* WHAT YOU WILL DO
Search the records for "Theft". Copy every line where it appears.

* MATERIAL SUPPLIED
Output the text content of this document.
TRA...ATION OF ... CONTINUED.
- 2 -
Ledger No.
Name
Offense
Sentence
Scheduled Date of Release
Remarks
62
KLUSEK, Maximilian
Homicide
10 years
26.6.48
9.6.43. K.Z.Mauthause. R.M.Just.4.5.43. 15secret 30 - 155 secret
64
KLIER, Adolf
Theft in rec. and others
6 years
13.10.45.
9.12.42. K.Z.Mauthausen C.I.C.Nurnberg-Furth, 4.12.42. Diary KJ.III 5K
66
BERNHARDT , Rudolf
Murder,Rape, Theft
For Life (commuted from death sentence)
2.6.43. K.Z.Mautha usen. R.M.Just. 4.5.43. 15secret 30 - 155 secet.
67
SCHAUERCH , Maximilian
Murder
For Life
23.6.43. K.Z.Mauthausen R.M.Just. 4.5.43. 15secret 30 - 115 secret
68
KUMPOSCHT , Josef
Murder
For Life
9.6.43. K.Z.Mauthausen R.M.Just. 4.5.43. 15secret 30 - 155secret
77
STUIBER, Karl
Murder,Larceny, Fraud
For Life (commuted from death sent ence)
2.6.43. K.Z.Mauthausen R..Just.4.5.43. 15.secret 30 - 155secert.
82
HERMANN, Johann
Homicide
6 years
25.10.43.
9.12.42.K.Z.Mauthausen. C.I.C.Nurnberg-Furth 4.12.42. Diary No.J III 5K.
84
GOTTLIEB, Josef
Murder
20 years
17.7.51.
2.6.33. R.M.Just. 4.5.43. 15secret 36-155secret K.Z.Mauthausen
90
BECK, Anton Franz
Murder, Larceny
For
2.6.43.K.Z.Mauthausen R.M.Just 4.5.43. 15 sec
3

* FINAL RESULT
Theft in rec. and others
Murder,Rape, Theft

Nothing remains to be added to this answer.